Stored items from a collection
————
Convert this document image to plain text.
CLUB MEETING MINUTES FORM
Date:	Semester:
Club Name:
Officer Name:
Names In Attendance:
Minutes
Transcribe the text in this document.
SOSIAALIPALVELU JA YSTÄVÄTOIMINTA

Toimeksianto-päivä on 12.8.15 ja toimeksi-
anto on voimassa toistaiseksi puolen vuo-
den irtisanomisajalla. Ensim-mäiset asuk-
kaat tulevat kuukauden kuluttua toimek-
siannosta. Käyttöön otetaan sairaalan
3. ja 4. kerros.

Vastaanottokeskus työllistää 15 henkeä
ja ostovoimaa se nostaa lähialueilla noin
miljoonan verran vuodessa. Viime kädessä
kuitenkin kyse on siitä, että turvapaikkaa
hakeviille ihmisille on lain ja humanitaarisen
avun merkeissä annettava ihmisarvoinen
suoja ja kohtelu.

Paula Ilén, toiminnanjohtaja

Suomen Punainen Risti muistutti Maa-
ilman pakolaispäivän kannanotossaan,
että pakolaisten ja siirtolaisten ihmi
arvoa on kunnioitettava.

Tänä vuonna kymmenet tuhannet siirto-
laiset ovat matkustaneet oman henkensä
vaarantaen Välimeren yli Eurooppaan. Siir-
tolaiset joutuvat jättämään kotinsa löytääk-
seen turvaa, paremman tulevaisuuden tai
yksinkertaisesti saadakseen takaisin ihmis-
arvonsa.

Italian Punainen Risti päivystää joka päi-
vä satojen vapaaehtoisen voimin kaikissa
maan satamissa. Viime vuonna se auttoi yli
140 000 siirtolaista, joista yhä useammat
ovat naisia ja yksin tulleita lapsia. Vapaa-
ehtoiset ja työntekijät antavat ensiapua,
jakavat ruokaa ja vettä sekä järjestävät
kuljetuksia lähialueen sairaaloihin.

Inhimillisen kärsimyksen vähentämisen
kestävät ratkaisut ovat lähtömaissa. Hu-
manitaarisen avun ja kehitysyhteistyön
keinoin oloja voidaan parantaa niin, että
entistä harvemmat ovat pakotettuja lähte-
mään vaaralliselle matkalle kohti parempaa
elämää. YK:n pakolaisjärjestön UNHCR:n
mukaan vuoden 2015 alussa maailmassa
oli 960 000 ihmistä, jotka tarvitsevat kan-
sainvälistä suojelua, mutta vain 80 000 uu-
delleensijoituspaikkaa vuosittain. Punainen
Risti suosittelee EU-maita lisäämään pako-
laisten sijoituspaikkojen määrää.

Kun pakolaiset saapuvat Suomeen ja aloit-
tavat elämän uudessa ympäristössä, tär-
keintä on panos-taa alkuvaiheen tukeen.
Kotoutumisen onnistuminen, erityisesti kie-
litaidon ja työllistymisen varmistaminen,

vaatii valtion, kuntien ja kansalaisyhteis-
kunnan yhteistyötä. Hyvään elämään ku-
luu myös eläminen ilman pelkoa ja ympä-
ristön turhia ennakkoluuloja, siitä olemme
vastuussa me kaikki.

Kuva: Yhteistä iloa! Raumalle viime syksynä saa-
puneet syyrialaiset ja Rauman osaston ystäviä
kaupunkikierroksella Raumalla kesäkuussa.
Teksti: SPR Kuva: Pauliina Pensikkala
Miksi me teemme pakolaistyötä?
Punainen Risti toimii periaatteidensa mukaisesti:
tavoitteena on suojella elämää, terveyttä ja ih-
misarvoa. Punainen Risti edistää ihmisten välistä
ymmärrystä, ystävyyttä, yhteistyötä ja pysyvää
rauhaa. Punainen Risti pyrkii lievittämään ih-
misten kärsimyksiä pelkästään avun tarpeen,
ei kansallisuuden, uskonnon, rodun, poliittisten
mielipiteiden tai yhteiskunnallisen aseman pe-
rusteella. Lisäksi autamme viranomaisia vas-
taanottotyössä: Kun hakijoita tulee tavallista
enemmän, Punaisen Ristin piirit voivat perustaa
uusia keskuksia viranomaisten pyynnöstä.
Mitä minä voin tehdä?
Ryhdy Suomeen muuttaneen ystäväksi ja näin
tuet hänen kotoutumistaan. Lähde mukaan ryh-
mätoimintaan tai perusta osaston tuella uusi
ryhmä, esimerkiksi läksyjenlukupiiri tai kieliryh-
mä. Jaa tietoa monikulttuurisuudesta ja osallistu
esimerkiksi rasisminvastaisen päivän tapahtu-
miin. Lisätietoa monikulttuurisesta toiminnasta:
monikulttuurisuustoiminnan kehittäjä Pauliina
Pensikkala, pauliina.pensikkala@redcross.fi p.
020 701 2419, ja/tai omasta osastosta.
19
————
Requirement: Extract the full set of entries word for word.

Full response:
Convert this document image to plain text.
CLUB MEETING MINUTES FORM
Date:	Semester:
Club Name:
Officer Name:
Names In Attendance:
Minutes
Transcribe the text in this document.
SOSIAALIPALVELU JA YSTÄVÄTOIMINTA

Toimeksianto-päivä on 12.8.15 ja toimeksi-
anto on voimassa toistaiseksi puolen vuo-
den irtisanomisajalla. Ensim-mäiset asuk-
kaat tulevat kuukauden kuluttua toimek-
siannosta. Käyttöön otetaan sairaalan
3. ja 4. kerros.

Vastaanottokeskus työllistää 15 henkeä
ja ostovoimaa se nostaa lähialueilla noin
miljoonan verran vuodessa. Viime kädessä
kuitenkin kyse on siitä, että turvapaikkaa
hakeviille ihmisille on lain ja humanitaarisen
avun merkeissä annettava ihmisarvoinen
suoja ja kohtelu.

Paula Ilén, toiminnanjohtaja

Suomen Punainen Risti muistutti Maa-
ilman pakolaispäivän kannanotossaan,
että pakolaisten ja siirtolaisten ihmi
arvoa on kunnioitettava.

Tänä vuonna kymmenet tuhannet siirto-
laiset ovat matkustaneet oman henkensä
vaarantaen Välimeren yli Eurooppaan. Siir-
tolaiset joutuvat jättämään kotinsa löytääk-
seen turvaa, paremman tulevaisuuden tai
yksinkertaisesti saadakseen takaisin ihmis-
arvonsa.

Italian Punainen Risti päivystää joka päi-
vä satojen vapaaehtoisen voimin kaikissa
maan satamissa. Viime vuonna se auttoi yli
140 000 siirtolaista, joista yhä useammat
ovat naisia ja yksin tulleita lapsia. Vapaa-
ehtoiset ja työntekijät antavat ensiapua,
jakavat ruokaa ja vettä sekä järjestävät
kuljetuksia lähialueen sairaaloihin.

Inhimillisen kärsimyksen vähentämisen
kestävät ratkaisut ovat lähtömaissa. Hu-
manitaarisen avun ja kehitysyhteistyön
keinoin oloja voidaan parantaa niin, että
entistä harvemmat ovat pakotettuja lähte-
mään vaaralliselle matkalle kohti parempaa
elämää. YK:n pakolaisjärjestön UNHCR:n
mukaan vuoden 2015 alussa maailmassa
oli 960 000 ihmistä, jotka tarvitsevat kan-
sainvälistä suojelua, mutta vain 80 000 uu-
delleensijoituspaikkaa vuosittain. Punainen
Risti suosittelee EU-maita lisäämään pako-
laisten sijoituspaikkojen määrää.

Kun pakolaiset saapuvat Suomeen ja aloit-
tavat elämän uudessa ympäristössä, tär-
keintä on panos-taa alkuvaiheen tukeen.
Kotoutumisen onnistuminen, erityisesti kie-
litaidon ja työllistymisen varmistaminen,

vaatii valtion, kuntien ja kansalaisyhteis-
kunnan yhteistyötä. Hyvään elämään ku-
luu myös eläminen ilman pelkoa ja ympä-
ristön turhia ennakkoluuloja, siitä olemme
vastuussa me kaikki.

Kuva: Yhteistä iloa! Raumalle viime syksynä saa-
puneet syyrialaiset ja Rauman osaston ystäviä
kaupunkikierroksella Raumalla kesäkuussa.
Teksti: SPR Kuva: Pauliina Pensikkala
Miksi me teemme pakolaistyötä?
Punainen Risti toimii periaatteidensa mukaisesti:
tavoitteena on suojella elämää, terveyttä ja ih-
misarvoa. Punainen Risti edistää ihmisten välistä
ymmärrystä, ystävyyttä, yhteistyötä ja pysyvää
rauhaa. Punainen Risti pyrkii lievittämään ih-
misten kärsimyksiä pelkästään avun tarpeen,
ei kansallisuuden, uskonnon, rodun, poliittisten
mielipiteiden tai yhteiskunnallisen aseman pe-
rusteella. Lisäksi autamme viranomaisia vas-
taanottotyössä: Kun hakijoita tulee tavallista
enemmän, Punaisen Ristin piirit voivat perustaa
uusia keskuksia viranomaisten pyynnöstä.
Mitä minä voin tehdä?
Ryhdy Suomeen muuttaneen ystäväksi ja näin
tuet hänen kotoutumistaan. Lähde mukaan ryh-
mätoimintaan tai perusta osaston tuella uusi
ryhmä, esimerkiksi läksyjenlukupiiri tai kieliryh-
mä. Jaa tietoa monikulttuurisuudesta ja osallistu
esimerkiksi rasisminvastaisen päivän tapahtu-
miin. Lisätietoa monikulttuurisesta toiminnasta:
monikulttuurisuustoiminnan kehittäjä Pauliina
Pensikkala, pauliina.pensikkala@redcross.fi p.
020 701 2419, ja/tai omasta osastosta.
19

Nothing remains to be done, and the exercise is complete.